DIRECTION –
Where a line contains the string "gland", copy that line.

=== RAW DATA ===

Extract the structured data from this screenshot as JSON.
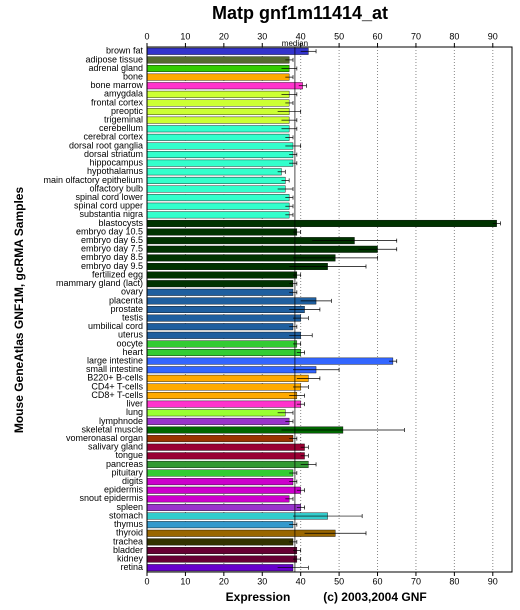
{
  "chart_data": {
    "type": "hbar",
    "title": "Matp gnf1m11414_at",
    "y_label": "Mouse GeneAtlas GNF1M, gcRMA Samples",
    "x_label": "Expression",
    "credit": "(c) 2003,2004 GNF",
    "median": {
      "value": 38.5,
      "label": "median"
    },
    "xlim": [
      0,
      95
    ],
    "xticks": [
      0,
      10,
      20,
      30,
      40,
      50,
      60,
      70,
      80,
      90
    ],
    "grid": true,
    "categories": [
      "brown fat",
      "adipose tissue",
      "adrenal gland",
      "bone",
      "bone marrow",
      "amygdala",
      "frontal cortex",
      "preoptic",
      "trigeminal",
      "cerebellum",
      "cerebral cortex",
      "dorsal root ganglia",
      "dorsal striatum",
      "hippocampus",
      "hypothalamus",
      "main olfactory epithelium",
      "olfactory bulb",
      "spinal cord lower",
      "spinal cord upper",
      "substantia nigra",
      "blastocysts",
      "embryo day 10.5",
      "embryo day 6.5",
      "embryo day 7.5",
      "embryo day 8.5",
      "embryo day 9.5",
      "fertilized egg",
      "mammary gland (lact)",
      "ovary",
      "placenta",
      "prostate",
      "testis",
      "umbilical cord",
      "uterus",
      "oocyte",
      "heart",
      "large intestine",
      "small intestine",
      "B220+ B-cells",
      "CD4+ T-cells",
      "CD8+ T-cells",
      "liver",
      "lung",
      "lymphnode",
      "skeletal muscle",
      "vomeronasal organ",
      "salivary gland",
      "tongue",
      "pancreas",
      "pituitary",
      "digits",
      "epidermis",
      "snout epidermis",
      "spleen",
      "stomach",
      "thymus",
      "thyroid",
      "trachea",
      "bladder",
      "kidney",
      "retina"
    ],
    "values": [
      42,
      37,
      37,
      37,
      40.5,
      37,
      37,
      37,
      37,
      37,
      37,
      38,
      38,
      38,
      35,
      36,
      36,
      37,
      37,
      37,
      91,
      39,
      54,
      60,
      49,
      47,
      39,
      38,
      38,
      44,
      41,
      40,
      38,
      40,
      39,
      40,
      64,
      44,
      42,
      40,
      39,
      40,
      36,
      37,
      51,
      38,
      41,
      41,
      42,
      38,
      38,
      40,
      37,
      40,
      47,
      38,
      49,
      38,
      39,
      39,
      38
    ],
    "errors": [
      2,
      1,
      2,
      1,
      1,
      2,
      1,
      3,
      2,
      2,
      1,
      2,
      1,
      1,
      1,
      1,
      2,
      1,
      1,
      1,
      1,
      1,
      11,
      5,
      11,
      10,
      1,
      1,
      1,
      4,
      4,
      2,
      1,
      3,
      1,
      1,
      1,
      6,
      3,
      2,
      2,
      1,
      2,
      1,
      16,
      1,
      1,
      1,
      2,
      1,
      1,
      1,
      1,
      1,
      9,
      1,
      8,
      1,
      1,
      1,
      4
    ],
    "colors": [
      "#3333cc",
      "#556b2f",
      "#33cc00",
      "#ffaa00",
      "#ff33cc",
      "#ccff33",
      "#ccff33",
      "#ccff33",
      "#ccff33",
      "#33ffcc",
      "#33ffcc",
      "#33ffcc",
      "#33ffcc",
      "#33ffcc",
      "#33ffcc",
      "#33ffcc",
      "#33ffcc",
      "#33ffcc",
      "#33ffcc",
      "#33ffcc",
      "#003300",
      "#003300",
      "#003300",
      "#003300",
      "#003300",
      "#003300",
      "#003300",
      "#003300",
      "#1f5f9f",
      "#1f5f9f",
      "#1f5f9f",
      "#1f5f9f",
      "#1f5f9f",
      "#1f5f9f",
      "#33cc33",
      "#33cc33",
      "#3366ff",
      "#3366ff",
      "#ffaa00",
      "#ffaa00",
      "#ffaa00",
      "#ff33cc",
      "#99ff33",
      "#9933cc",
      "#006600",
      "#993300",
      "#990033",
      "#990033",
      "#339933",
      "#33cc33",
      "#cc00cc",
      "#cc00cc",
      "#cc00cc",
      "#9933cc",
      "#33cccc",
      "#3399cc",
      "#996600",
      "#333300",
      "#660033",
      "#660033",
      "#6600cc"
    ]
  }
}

===

RIGHT ANSWER –
      "adrenal gland",
      "mammary gland (lact)",
      "salivary gland",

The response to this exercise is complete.